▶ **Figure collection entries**
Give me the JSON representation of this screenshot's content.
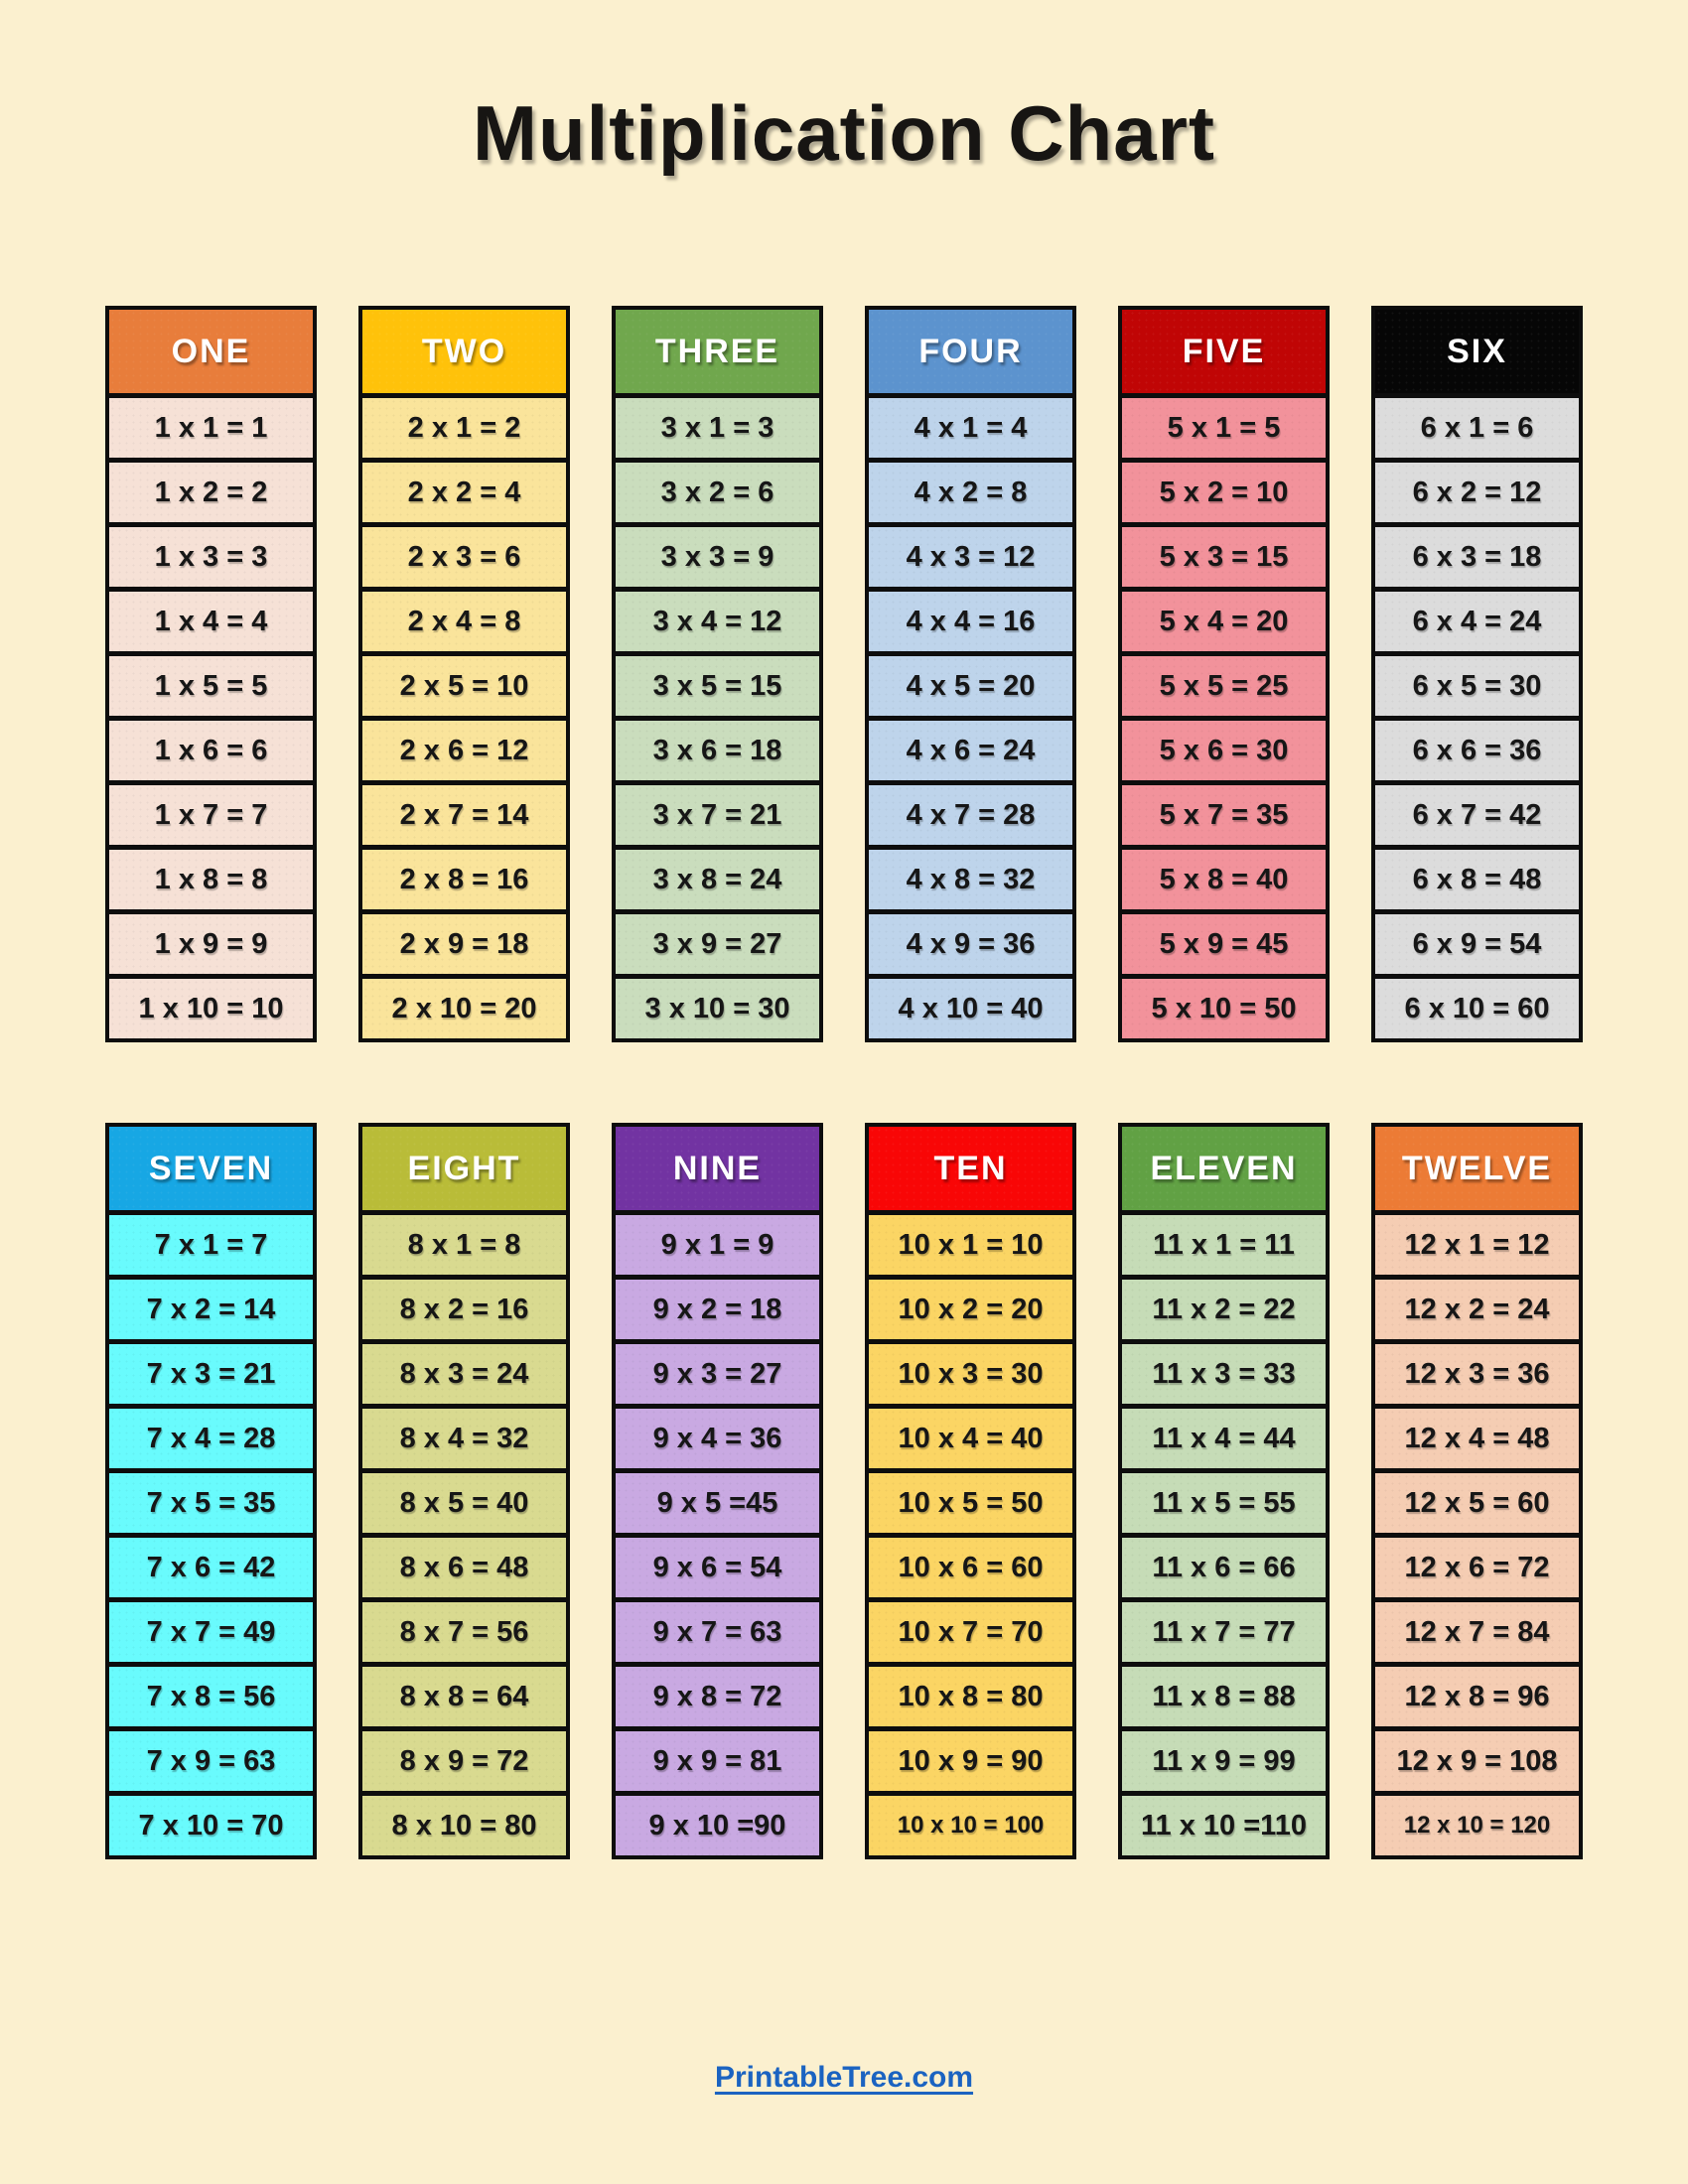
{
  "page": {
    "title": "Multiplication Chart"
  },
  "theme": {
    "background": "#FBF0CF",
    "border_color": "#0D0D0D",
    "cell_text_color": "#161616"
  },
  "groups": [
    {
      "tables": [
        {
          "label": "ONE",
          "header_bg": "#E87D3B",
          "header_text": "#FFFFFF",
          "body_bg": "#F6E1D6",
          "facts": [
            "1 x 1 = 1",
            "1 x 2 = 2",
            "1 x 3 = 3",
            "1 x 4 = 4",
            "1 x 5 = 5",
            "1 x 6 = 6",
            "1 x 7 = 7",
            "1 x 8 = 8",
            "1 x 9 = 9",
            "1 x 10 = 10"
          ]
        },
        {
          "label": "TWO",
          "header_bg": "#FFC20A",
          "header_text": "#FFFFFF",
          "body_bg": "#FAE49B",
          "facts": [
            "2 x 1 = 2",
            "2 x 2 = 4",
            "2 x 3 = 6",
            "2 x 4 = 8",
            "2 x 5 = 10",
            "2 x 6 = 12",
            "2 x 7 = 14",
            "2 x 8 = 16",
            "2 x 9 = 18",
            "2 x 10 = 20"
          ]
        },
        {
          "label": "THREE",
          "header_bg": "#70A74D",
          "header_text": "#FFFFFF",
          "body_bg": "#CADDBD",
          "facts": [
            "3 x 1 = 3",
            "3 x 2 = 6",
            "3 x 3 = 9",
            "3 x 4 = 12",
            "3 x 5 = 15",
            "3 x 6 = 18",
            "3 x 7 = 21",
            "3 x 8 = 24",
            "3 x 9 = 27",
            "3 x 10 = 30"
          ]
        },
        {
          "label": "FOUR",
          "header_bg": "#5C93CE",
          "header_text": "#FFFFFF",
          "body_bg": "#BED4EB",
          "facts": [
            "4 x 1 = 4",
            "4 x 2 = 8",
            "4 x 3 = 12",
            "4 x 4 = 16",
            "4 x 5 = 20",
            "4 x 6 = 24",
            "4 x 7 = 28",
            "4 x 8 = 32",
            "4 x 9 = 36",
            "4 x 10 = 40"
          ]
        },
        {
          "label": "FIVE",
          "header_bg": "#C00505",
          "header_text": "#FFFFFF",
          "body_bg": "#F2929B",
          "facts": [
            "5 x 1 = 5",
            "5 x 2 = 10",
            "5 x 3 = 15",
            "5 x 4 = 20",
            "5 x 5 = 25",
            "5 x 6 = 30",
            "5 x 7 = 35",
            "5 x 8 = 40",
            "5 x 9 = 45",
            "5 x 10 = 50"
          ]
        },
        {
          "label": "SIX",
          "header_bg": "#060606",
          "header_text": "#FFFFFF",
          "body_bg": "#DCDCDC",
          "facts": [
            "6 x 1 = 6",
            "6 x 2 = 12",
            "6 x 3 = 18",
            "6 x 4 = 24",
            "6 x 5 = 30",
            "6 x 6 = 36",
            "6 x 7 = 42",
            "6 x 8 = 48",
            "6 x 9 = 54",
            "6 x 10 = 60"
          ]
        }
      ]
    },
    {
      "tables": [
        {
          "label": "SEVEN",
          "header_bg": "#17A7E4",
          "header_text": "#FFFFFF",
          "body_bg": "#69FBFD",
          "facts": [
            "7 x 1 = 7",
            "7 x 2 = 14",
            "7 x 3 = 21",
            "7 x 4 = 28",
            "7 x 5 = 35",
            "7 x 6 = 42",
            "7 x 7 = 49",
            "7 x 8 = 56",
            "7 x 9 = 63",
            "7 x 10 = 70"
          ]
        },
        {
          "label": "EIGHT",
          "header_bg": "#B9BC38",
          "header_text": "#FFFFFF",
          "body_bg": "#D9DA90",
          "facts": [
            "8 x 1 = 8",
            "8 x 2 = 16",
            "8 x 3 = 24",
            "8 x 4 = 32",
            "8 x 5 = 40",
            "8 x 6 = 48",
            "8 x 7 = 56",
            "8 x 8 = 64",
            "8 x 9 = 72",
            "8 x 10 = 80"
          ]
        },
        {
          "label": "NINE",
          "header_bg": "#7233A2",
          "header_text": "#FFFFFF",
          "body_bg": "#C9A9E2",
          "facts": [
            "9 x 1 = 9",
            "9 x 2 = 18",
            "9 x 3 = 27",
            "9 x 4 = 36",
            "9 x 5 =45",
            "9 x 6 = 54",
            "9 x 7 = 63",
            "9 x 8 = 72",
            "9 x 9 = 81",
            "9 x 10 =90"
          ]
        },
        {
          "label": "TEN",
          "header_bg": "#F90606",
          "header_text": "#FFFFFF",
          "body_bg": "#FBD564",
          "facts": [
            "10 x 1 = 10",
            "10 x 2 = 20",
            "10 x 3 = 30",
            "10 x 4 = 40",
            "10 x 5 = 50",
            "10 x 6 = 60",
            "10 x 7 = 70",
            "10 x 8 = 80",
            "10 x 9 = 90",
            "10 x 10 = 100"
          ]
        },
        {
          "label": "ELEVEN",
          "header_bg": "#61A144",
          "header_text": "#FFFFFF",
          "body_bg": "#C6DCB7",
          "facts": [
            "11 x 1 = 11",
            "11 x 2 = 22",
            "11 x 3 = 33",
            "11 x 4 = 44",
            "11 x 5 = 55",
            "11 x 6 = 66",
            "11 x 7 = 77",
            "11 x 8 = 88",
            "11 x 9 = 99",
            "11 x 10 =110"
          ]
        },
        {
          "label": "TWELVE",
          "header_bg": "#EC7B35",
          "header_text": "#FFFFFF",
          "body_bg": "#F5CDB3",
          "facts": [
            "12 x 1 = 12",
            "12 x 2 = 24",
            "12 x 3 = 36",
            "12 x 4 = 48",
            "12 x 5 = 60",
            "12 x 6 = 72",
            "12 x 7 = 84",
            "12 x 8 = 96",
            "12 x 9 = 108",
            "12 x 10 = 120"
          ]
        }
      ]
    }
  ],
  "footer": {
    "link_label": "PrintableTree.com",
    "link_color": "#1B63C1"
  }
}
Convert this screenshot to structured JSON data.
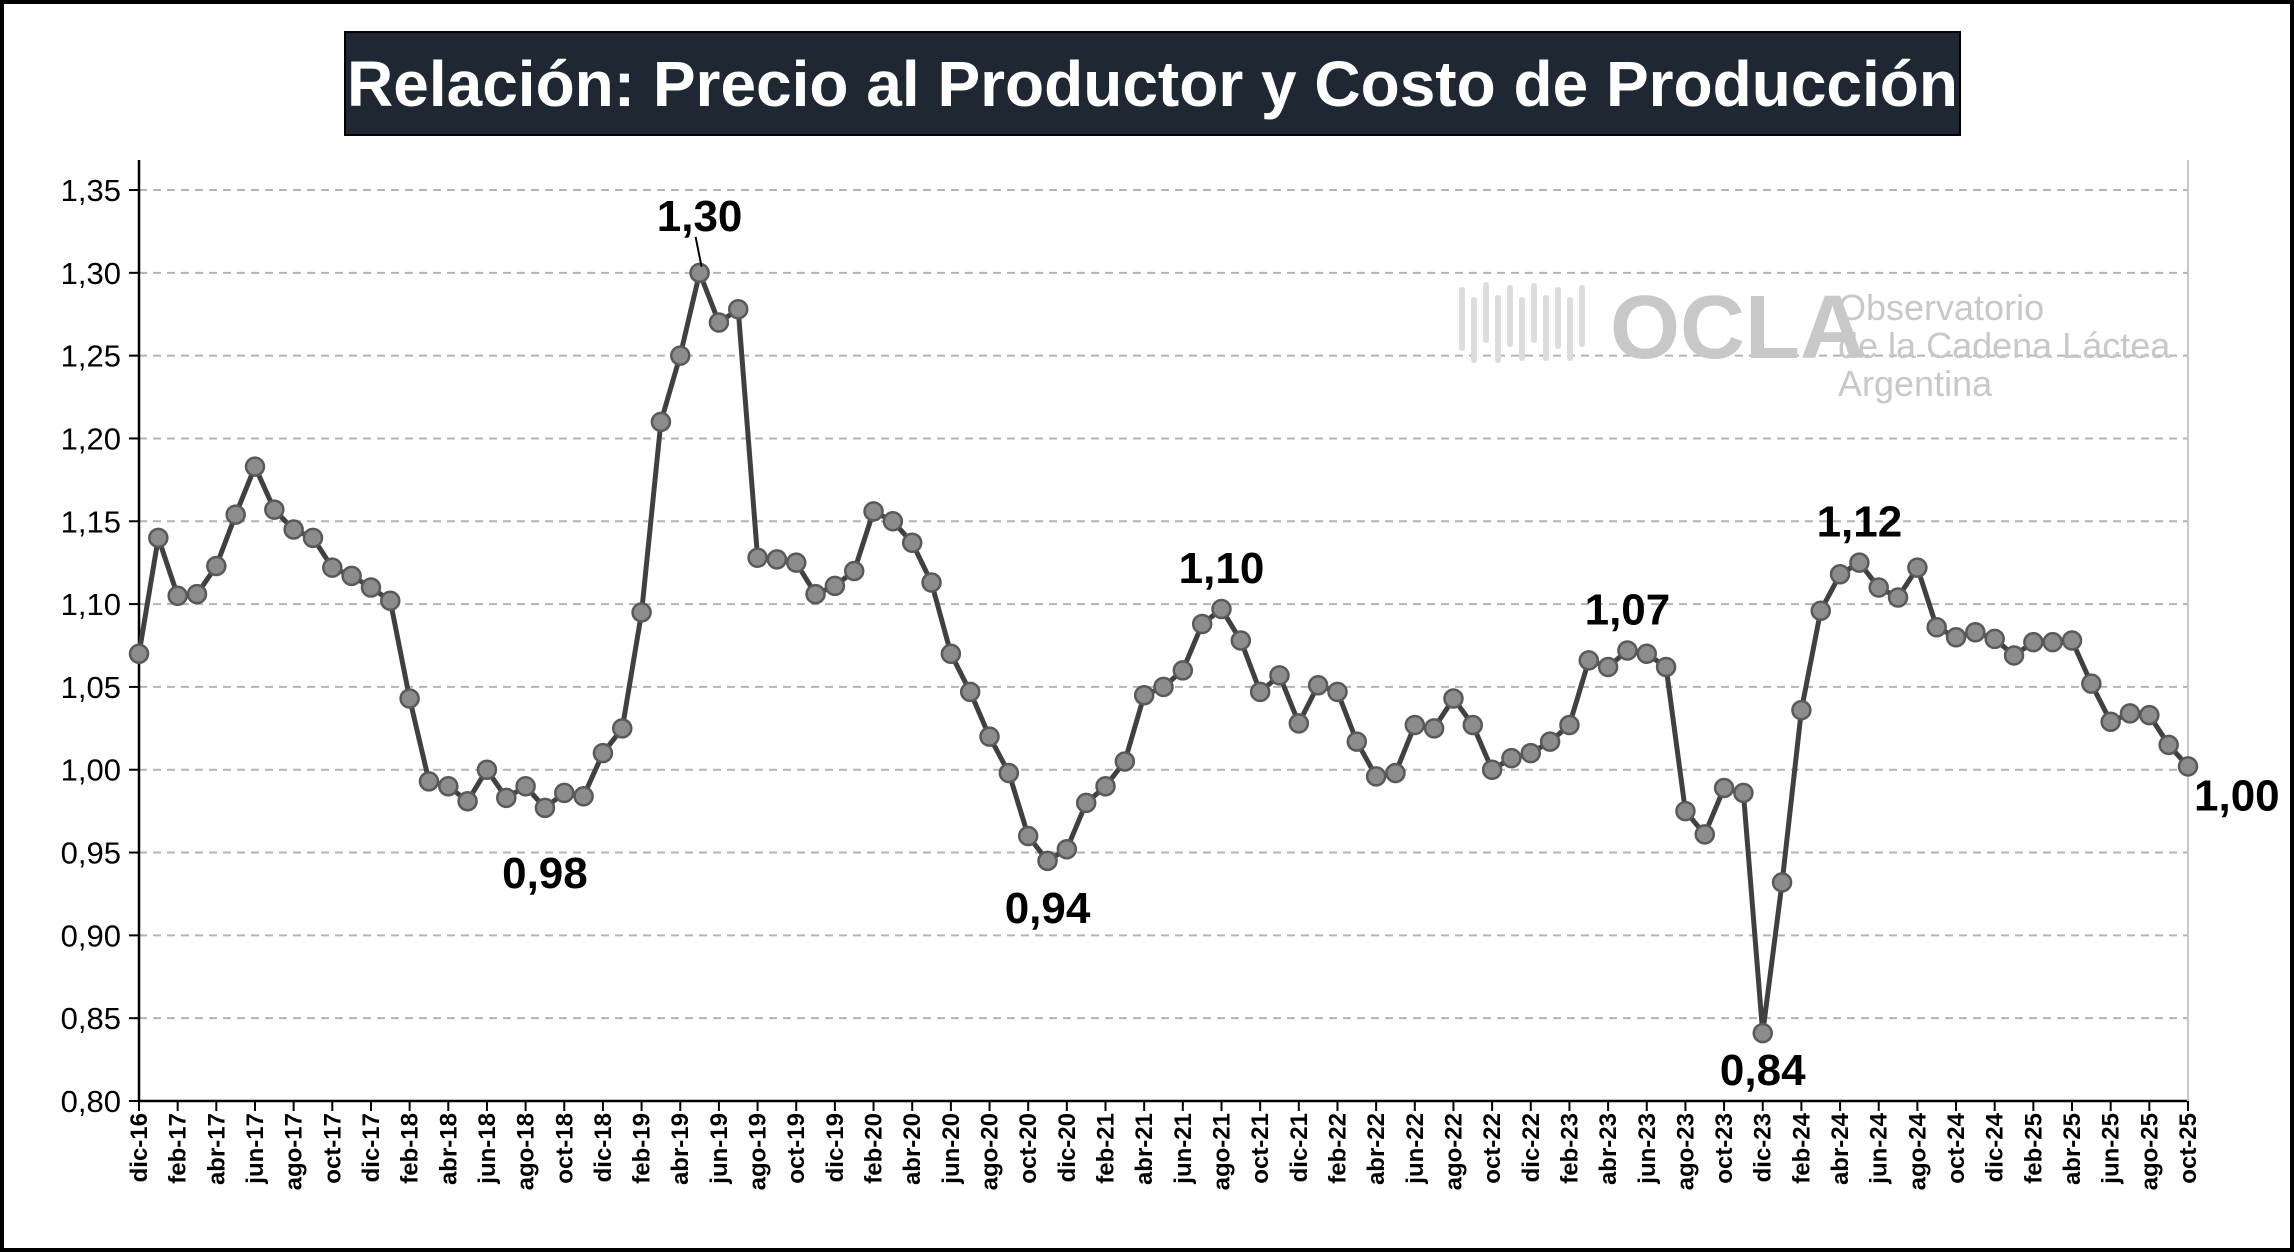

▶ **What is being asked**
Of the lines in the data, how many contain the word "this"? Provide the number and nothing further.

▶ **Task result**
2